:: WHAT YOU SHOULD DO ::
Below are the records. Gather each line that holds "filled".
━━━━━━━━━━━━━━━━━━━━━━━━━━━━━━
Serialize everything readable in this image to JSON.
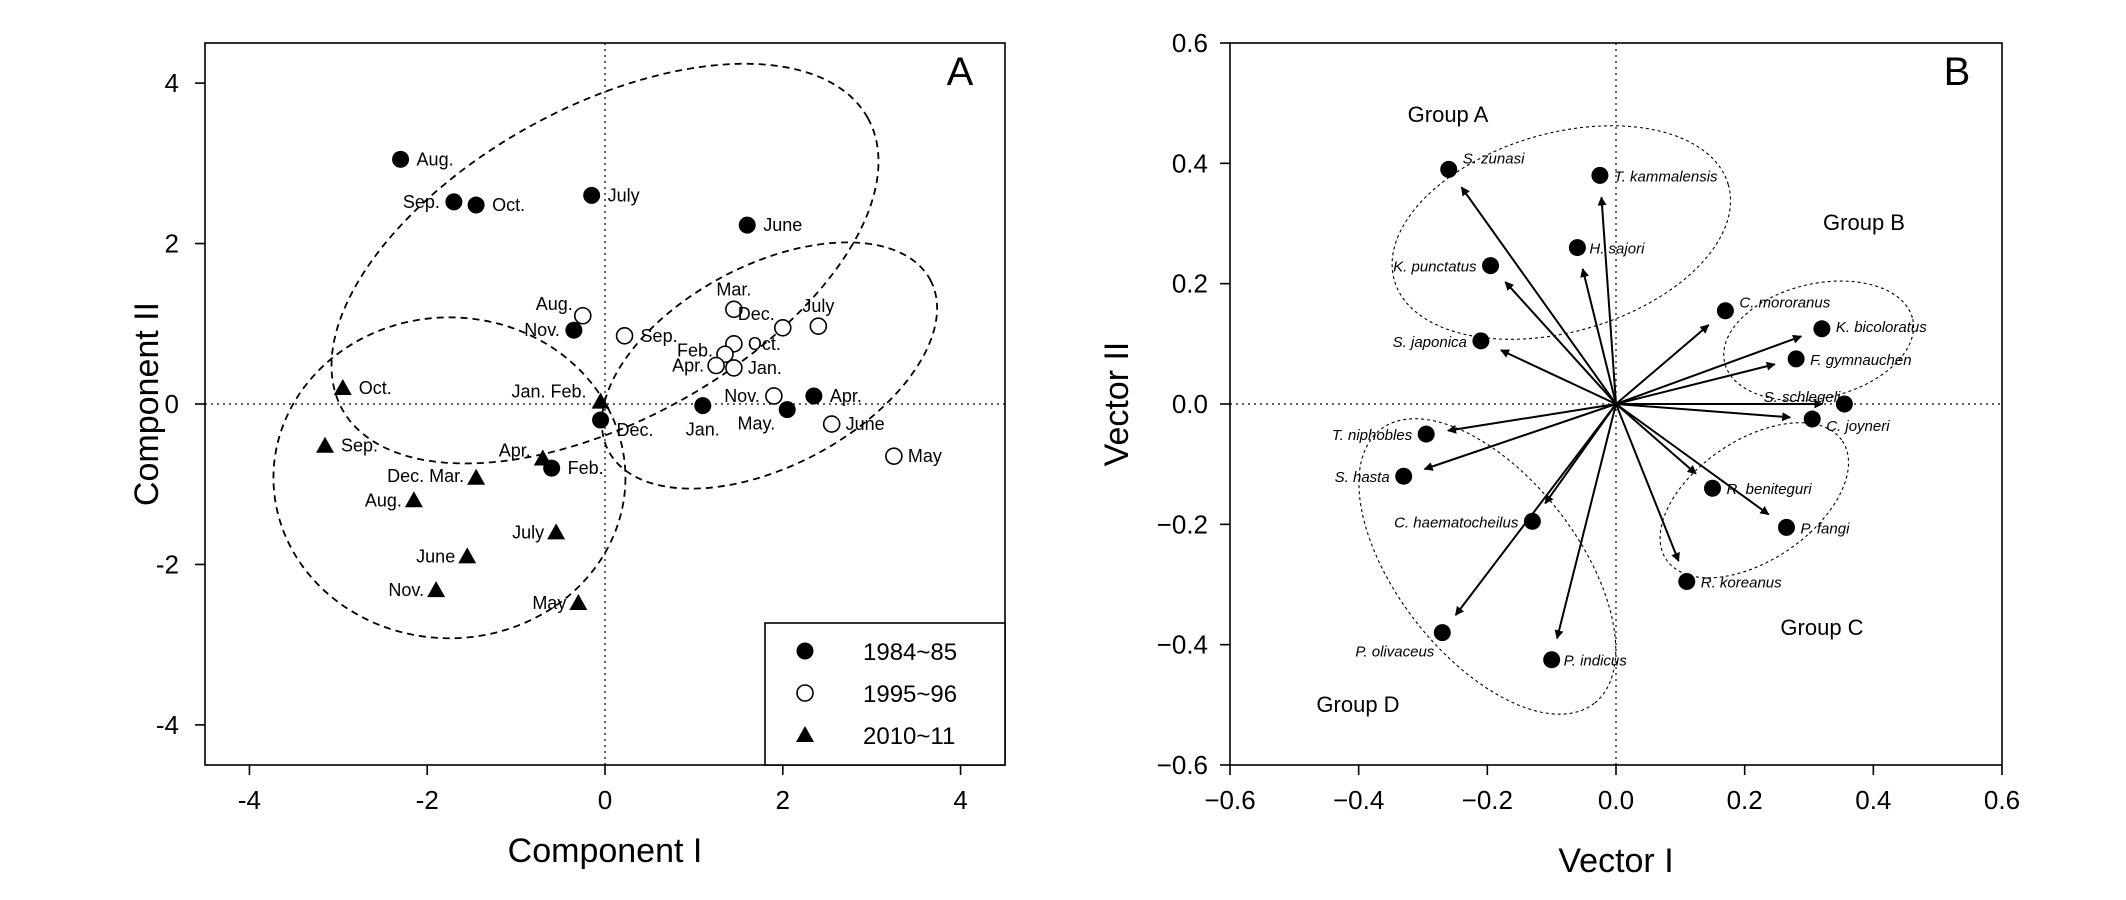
{
  "chart_data": [
    {
      "type": "scatter",
      "panel_label": "A",
      "xlabel": "Component I",
      "ylabel": "Component II",
      "xlim": [
        -4.5,
        4.5
      ],
      "ylim": [
        -4.5,
        4.5
      ],
      "xticks": [
        -4,
        -2,
        0,
        2,
        4
      ],
      "yticks": [
        -4,
        -2,
        0,
        2,
        4
      ],
      "zero_lines": true,
      "legend": {
        "position": "bottom-right",
        "entries": [
          "1984~85",
          "1995~96",
          "2010~11"
        ]
      },
      "series": [
        {
          "name": "1984~85",
          "marker": "filled-circle",
          "points": [
            {
              "x": -2.3,
              "y": 3.05,
              "label": "Aug."
            },
            {
              "x": -1.7,
              "y": 2.52,
              "label": "Sep."
            },
            {
              "x": -1.45,
              "y": 2.48,
              "label": "Oct."
            },
            {
              "x": -0.15,
              "y": 2.6,
              "label": "July"
            },
            {
              "x": 1.6,
              "y": 2.23,
              "label": "June"
            },
            {
              "x": -0.35,
              "y": 0.92,
              "label": "Nov."
            },
            {
              "x": -0.05,
              "y": -0.2,
              "label": "Dec."
            },
            {
              "x": 1.1,
              "y": -0.02,
              "label": "Jan."
            },
            {
              "x": 2.35,
              "y": 0.1,
              "label": "Apr."
            },
            {
              "x": 2.05,
              "y": -0.07,
              "label": "May."
            },
            {
              "x": -0.6,
              "y": -0.8,
              "label": "Feb."
            }
          ]
        },
        {
          "name": "1995~96",
          "marker": "open-circle",
          "points": [
            {
              "x": -0.25,
              "y": 1.1,
              "label": "Aug."
            },
            {
              "x": 0.22,
              "y": 0.85,
              "label": "Sep."
            },
            {
              "x": 1.45,
              "y": 1.18,
              "label": "Mar."
            },
            {
              "x": 2.0,
              "y": 0.95,
              "label": "Dec."
            },
            {
              "x": 2.4,
              "y": 0.97,
              "label": "July"
            },
            {
              "x": 1.45,
              "y": 0.75,
              "label": "Oct."
            },
            {
              "x": 1.35,
              "y": 0.62,
              "label": "Feb."
            },
            {
              "x": 1.25,
              "y": 0.48,
              "label": "Apr."
            },
            {
              "x": 1.45,
              "y": 0.45,
              "label": "Jan."
            },
            {
              "x": 1.9,
              "y": 0.1,
              "label": "Nov."
            },
            {
              "x": 2.55,
              "y": -0.25,
              "label": "June"
            },
            {
              "x": 3.25,
              "y": -0.65,
              "label": "May"
            }
          ]
        },
        {
          "name": "2010~11",
          "marker": "filled-triangle",
          "points": [
            {
              "x": -2.95,
              "y": 0.2,
              "label": "Oct."
            },
            {
              "x": -3.15,
              "y": -0.52,
              "label": "Sep."
            },
            {
              "x": -0.05,
              "y": 0.03,
              "label": "Jan. Feb."
            },
            {
              "x": -0.7,
              "y": -0.68,
              "label": "Apr."
            },
            {
              "x": -1.45,
              "y": -0.92,
              "label": "Dec. Mar."
            },
            {
              "x": -2.15,
              "y": -1.2,
              "label": "Aug."
            },
            {
              "x": -0.55,
              "y": -1.6,
              "label": "July"
            },
            {
              "x": -1.55,
              "y": -1.9,
              "label": "June"
            },
            {
              "x": -1.9,
              "y": -2.32,
              "label": "Nov."
            },
            {
              "x": -0.3,
              "y": -2.48,
              "label": "May"
            }
          ]
        }
      ]
    },
    {
      "type": "scatter",
      "panel_label": "B",
      "xlabel": "Vector I",
      "ylabel": "Vector II",
      "xlim": [
        -0.6,
        0.6
      ],
      "ylim": [
        -0.6,
        0.6
      ],
      "xticks": [
        -0.6,
        -0.4,
        -0.2,
        0.0,
        0.2,
        0.4,
        0.6
      ],
      "yticks": [
        -0.6,
        -0.4,
        -0.2,
        0.0,
        0.2,
        0.4,
        0.6
      ],
      "tick_format": "0.0",
      "zero_lines": true,
      "vectors_from_origin": true,
      "groups": [
        {
          "label": "Group A"
        },
        {
          "label": "Group B"
        },
        {
          "label": "Group C"
        },
        {
          "label": "Group D"
        }
      ],
      "points": [
        {
          "x": -0.26,
          "y": 0.39,
          "label": "S. zunasi"
        },
        {
          "x": -0.025,
          "y": 0.38,
          "label": "T. kammalensis"
        },
        {
          "x": -0.06,
          "y": 0.26,
          "label": "H. sajori"
        },
        {
          "x": -0.195,
          "y": 0.23,
          "label": "K. punctatus"
        },
        {
          "x": -0.21,
          "y": 0.105,
          "label": "S. japonica"
        },
        {
          "x": 0.17,
          "y": 0.155,
          "label": "C. mororanus"
        },
        {
          "x": 0.32,
          "y": 0.125,
          "label": "K. bicoloratus"
        },
        {
          "x": 0.28,
          "y": 0.075,
          "label": "F. gymnauchen"
        },
        {
          "x": 0.355,
          "y": 0.0,
          "label": "S. schlegeli"
        },
        {
          "x": 0.305,
          "y": -0.025,
          "label": "C. joyneri"
        },
        {
          "x": -0.295,
          "y": -0.05,
          "label": "T. niphobles"
        },
        {
          "x": -0.33,
          "y": -0.12,
          "label": "S. hasta"
        },
        {
          "x": -0.13,
          "y": -0.195,
          "label": "C. haematocheilus"
        },
        {
          "x": 0.15,
          "y": -0.14,
          "label": "R. beniteguri"
        },
        {
          "x": 0.265,
          "y": -0.205,
          "label": "P. fangi"
        },
        {
          "x": 0.11,
          "y": -0.295,
          "label": "R. koreanus"
        },
        {
          "x": -0.27,
          "y": -0.38,
          "label": "P. olivaceus"
        },
        {
          "x": -0.1,
          "y": -0.425,
          "label": "P. indicus"
        }
      ]
    }
  ]
}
━━━━━━━━━━━━━━━━━━━━━━━━━━━━━━
:: EXERCISE SOLUTION ::
          "marker": "filled-circle",
          "marker": "filled-triangle",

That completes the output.